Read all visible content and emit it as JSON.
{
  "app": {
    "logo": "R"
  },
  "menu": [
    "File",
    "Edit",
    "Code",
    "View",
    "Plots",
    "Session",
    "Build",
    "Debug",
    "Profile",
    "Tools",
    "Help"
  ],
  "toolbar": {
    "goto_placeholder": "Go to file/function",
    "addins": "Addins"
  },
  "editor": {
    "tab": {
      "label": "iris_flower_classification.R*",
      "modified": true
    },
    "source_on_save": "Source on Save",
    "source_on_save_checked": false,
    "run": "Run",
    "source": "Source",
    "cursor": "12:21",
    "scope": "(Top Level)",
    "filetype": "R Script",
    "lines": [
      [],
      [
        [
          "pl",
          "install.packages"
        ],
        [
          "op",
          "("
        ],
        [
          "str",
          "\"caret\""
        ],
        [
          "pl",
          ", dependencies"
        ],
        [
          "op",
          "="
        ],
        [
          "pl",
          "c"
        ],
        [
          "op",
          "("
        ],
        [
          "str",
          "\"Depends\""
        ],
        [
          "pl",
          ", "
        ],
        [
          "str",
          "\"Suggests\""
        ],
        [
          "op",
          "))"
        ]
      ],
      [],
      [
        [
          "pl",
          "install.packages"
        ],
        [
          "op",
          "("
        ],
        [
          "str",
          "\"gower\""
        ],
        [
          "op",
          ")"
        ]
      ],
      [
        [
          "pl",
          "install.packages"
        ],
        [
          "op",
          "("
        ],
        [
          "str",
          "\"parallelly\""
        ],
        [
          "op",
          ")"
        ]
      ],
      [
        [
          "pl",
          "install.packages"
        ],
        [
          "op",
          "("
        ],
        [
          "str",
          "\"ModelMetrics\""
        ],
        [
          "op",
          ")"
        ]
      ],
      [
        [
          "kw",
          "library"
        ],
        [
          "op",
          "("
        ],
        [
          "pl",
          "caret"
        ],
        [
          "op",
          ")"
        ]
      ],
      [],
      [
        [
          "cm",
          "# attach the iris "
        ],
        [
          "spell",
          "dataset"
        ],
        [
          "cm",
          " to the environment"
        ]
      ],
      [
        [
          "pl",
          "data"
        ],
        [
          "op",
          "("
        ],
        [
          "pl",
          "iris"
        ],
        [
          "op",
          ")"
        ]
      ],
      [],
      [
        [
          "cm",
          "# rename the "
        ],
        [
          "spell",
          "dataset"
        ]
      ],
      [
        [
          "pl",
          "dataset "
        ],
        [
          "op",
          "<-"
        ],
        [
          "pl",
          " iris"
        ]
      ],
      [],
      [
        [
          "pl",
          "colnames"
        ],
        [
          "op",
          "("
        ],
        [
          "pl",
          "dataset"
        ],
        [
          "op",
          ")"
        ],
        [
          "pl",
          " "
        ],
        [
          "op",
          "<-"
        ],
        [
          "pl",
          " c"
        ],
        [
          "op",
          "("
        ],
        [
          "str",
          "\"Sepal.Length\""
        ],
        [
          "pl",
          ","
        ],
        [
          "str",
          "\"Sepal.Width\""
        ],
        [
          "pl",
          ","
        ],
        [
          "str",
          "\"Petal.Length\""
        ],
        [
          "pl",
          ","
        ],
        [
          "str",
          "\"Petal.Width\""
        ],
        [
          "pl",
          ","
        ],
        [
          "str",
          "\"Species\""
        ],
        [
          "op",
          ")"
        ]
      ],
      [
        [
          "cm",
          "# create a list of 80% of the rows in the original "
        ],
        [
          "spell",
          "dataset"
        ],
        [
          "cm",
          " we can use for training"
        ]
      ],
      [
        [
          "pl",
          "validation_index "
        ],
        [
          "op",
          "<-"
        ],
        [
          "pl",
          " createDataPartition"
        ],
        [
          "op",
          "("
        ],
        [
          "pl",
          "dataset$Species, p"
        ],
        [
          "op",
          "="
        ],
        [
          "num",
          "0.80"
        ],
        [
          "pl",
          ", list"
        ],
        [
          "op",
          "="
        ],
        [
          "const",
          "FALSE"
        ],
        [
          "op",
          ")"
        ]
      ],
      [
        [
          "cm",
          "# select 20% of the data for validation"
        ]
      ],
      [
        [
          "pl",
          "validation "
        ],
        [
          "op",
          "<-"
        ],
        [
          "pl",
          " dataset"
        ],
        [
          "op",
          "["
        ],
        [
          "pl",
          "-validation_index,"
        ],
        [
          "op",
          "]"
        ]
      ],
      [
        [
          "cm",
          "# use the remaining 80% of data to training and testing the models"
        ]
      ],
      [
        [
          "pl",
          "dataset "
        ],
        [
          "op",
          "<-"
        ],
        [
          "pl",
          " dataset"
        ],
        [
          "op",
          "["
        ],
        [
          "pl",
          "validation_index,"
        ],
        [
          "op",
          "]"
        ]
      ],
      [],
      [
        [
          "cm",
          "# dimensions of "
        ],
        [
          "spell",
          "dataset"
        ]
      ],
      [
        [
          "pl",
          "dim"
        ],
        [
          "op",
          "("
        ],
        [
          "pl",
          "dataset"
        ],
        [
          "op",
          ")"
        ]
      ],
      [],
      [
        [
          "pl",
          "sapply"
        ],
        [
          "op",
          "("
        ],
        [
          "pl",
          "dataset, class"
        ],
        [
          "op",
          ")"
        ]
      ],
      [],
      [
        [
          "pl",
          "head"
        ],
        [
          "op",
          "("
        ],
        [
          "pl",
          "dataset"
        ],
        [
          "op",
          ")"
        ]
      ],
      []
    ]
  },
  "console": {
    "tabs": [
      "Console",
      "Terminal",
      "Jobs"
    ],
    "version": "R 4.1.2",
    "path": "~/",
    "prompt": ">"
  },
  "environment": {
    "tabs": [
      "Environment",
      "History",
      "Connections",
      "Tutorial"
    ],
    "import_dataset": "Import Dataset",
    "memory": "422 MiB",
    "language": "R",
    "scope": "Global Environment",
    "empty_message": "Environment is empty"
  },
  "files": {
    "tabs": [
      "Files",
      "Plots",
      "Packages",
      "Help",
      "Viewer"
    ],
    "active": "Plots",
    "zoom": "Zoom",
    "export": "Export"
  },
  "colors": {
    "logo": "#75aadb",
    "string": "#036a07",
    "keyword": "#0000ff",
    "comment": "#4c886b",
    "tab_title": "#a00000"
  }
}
****
Task brief - Write out the material from the first line to the last, exactly.

Result below -
Read all visible content and emit it as JSON.
{
  "app": {
    "logo": "R"
  },
  "menu": [
    "File",
    "Edit",
    "Code",
    "View",
    "Plots",
    "Session",
    "Build",
    "Debug",
    "Profile",
    "Tools",
    "Help"
  ],
  "toolbar": {
    "goto_placeholder": "Go to file/function",
    "addins": "Addins"
  },
  "editor": {
    "tab": {
      "label": "iris_flower_classification.R*",
      "modified": true
    },
    "source_on_save": "Source on Save",
    "source_on_save_checked": false,
    "run": "Run",
    "source": "Source",
    "cursor": "12:21",
    "scope": "(Top Level)",
    "filetype": "R Script",
    "lines": [
      [],
      [
        [
          "pl",
          "install.packages"
        ],
        [
          "op",
          "("
        ],
        [
          "str",
          "\"caret\""
        ],
        [
          "pl",
          ", dependencies"
        ],
        [
          "op",
          "="
        ],
        [
          "pl",
          "c"
        ],
        [
          "op",
          "("
        ],
        [
          "str",
          "\"Depends\""
        ],
        [
          "pl",
          ", "
        ],
        [
          "str",
          "\"Suggests\""
        ],
        [
          "op",
          "))"
        ]
      ],
      [],
      [
        [
          "pl",
          "install.packages"
        ],
        [
          "op",
          "("
        ],
        [
          "str",
          "\"gower\""
        ],
        [
          "op",
          ")"
        ]
      ],
      [
        [
          "pl",
          "install.packages"
        ],
        [
          "op",
          "("
        ],
        [
          "str",
          "\"parallelly\""
        ],
        [
          "op",
          ")"
        ]
      ],
      [
        [
          "pl",
          "install.packages"
        ],
        [
          "op",
          "("
        ],
        [
          "str",
          "\"ModelMetrics\""
        ],
        [
          "op",
          ")"
        ]
      ],
      [
        [
          "kw",
          "library"
        ],
        [
          "op",
          "("
        ],
        [
          "pl",
          "caret"
        ],
        [
          "op",
          ")"
        ]
      ],
      [],
      [
        [
          "cm",
          "# attach the iris "
        ],
        [
          "spell",
          "dataset"
        ],
        [
          "cm",
          " to the environment"
        ]
      ],
      [
        [
          "pl",
          "data"
        ],
        [
          "op",
          "("
        ],
        [
          "pl",
          "iris"
        ],
        [
          "op",
          ")"
        ]
      ],
      [],
      [
        [
          "cm",
          "# rename the "
        ],
        [
          "spell",
          "dataset"
        ]
      ],
      [
        [
          "pl",
          "dataset "
        ],
        [
          "op",
          "<-"
        ],
        [
          "pl",
          " iris"
        ]
      ],
      [],
      [
        [
          "pl",
          "colnames"
        ],
        [
          "op",
          "("
        ],
        [
          "pl",
          "dataset"
        ],
        [
          "op",
          ")"
        ],
        [
          "pl",
          " "
        ],
        [
          "op",
          "<-"
        ],
        [
          "pl",
          " c"
        ],
        [
          "op",
          "("
        ],
        [
          "str",
          "\"Sepal.Length\""
        ],
        [
          "pl",
          ","
        ],
        [
          "str",
          "\"Sepal.Width\""
        ],
        [
          "pl",
          ","
        ],
        [
          "str",
          "\"Petal.Length\""
        ],
        [
          "pl",
          ","
        ],
        [
          "str",
          "\"Petal.Width\""
        ],
        [
          "pl",
          ","
        ],
        [
          "str",
          "\"Species\""
        ],
        [
          "op",
          ")"
        ]
      ],
      [
        [
          "cm",
          "# create a list of 80% of the rows in the original "
        ],
        [
          "spell",
          "dataset"
        ],
        [
          "cm",
          " we can use for training"
        ]
      ],
      [
        [
          "pl",
          "validation_index "
        ],
        [
          "op",
          "<-"
        ],
        [
          "pl",
          " createDataPartition"
        ],
        [
          "op",
          "("
        ],
        [
          "pl",
          "dataset$Species, p"
        ],
        [
          "op",
          "="
        ],
        [
          "num",
          "0.80"
        ],
        [
          "pl",
          ", list"
        ],
        [
          "op",
          "="
        ],
        [
          "const",
          "FALSE"
        ],
        [
          "op",
          ")"
        ]
      ],
      [
        [
          "cm",
          "# select 20% of the data for validation"
        ]
      ],
      [
        [
          "pl",
          "validation "
        ],
        [
          "op",
          "<-"
        ],
        [
          "pl",
          " dataset"
        ],
        [
          "op",
          "["
        ],
        [
          "pl",
          "-validation_index,"
        ],
        [
          "op",
          "]"
        ]
      ],
      [
        [
          "cm",
          "# use the remaining 80% of data to training and testing the models"
        ]
      ],
      [
        [
          "pl",
          "dataset "
        ],
        [
          "op",
          "<-"
        ],
        [
          "pl",
          " dataset"
        ],
        [
          "op",
          "["
        ],
        [
          "pl",
          "validation_index,"
        ],
        [
          "op",
          "]"
        ]
      ],
      [],
      [
        [
          "cm",
          "# dimensions of "
        ],
        [
          "spell",
          "dataset"
        ]
      ],
      [
        [
          "pl",
          "dim"
        ],
        [
          "op",
          "("
        ],
        [
          "pl",
          "dataset"
        ],
        [
          "op",
          ")"
        ]
      ],
      [],
      [
        [
          "pl",
          "sapply"
        ],
        [
          "op",
          "("
        ],
        [
          "pl",
          "dataset, class"
        ],
        [
          "op",
          ")"
        ]
      ],
      [],
      [
        [
          "pl",
          "head"
        ],
        [
          "op",
          "("
        ],
        [
          "pl",
          "dataset"
        ],
        [
          "op",
          ")"
        ]
      ],
      []
    ]
  },
  "console": {
    "tabs": [
      "Console",
      "Terminal",
      "Jobs"
    ],
    "version": "R 4.1.2",
    "path": "~/",
    "prompt": ">"
  },
  "environment": {
    "tabs": [
      "Environment",
      "History",
      "Connections",
      "Tutorial"
    ],
    "import_dataset": "Import Dataset",
    "memory": "422 MiB",
    "language": "R",
    "scope": "Global Environment",
    "empty_message": "Environment is empty"
  },
  "files": {
    "tabs": [
      "Files",
      "Plots",
      "Packages",
      "Help",
      "Viewer"
    ],
    "active": "Plots",
    "zoom": "Zoom",
    "export": "Export"
  },
  "colors": {
    "logo": "#75aadb",
    "string": "#036a07",
    "keyword": "#0000ff",
    "comment": "#4c886b",
    "tab_title": "#a00000"
  }
}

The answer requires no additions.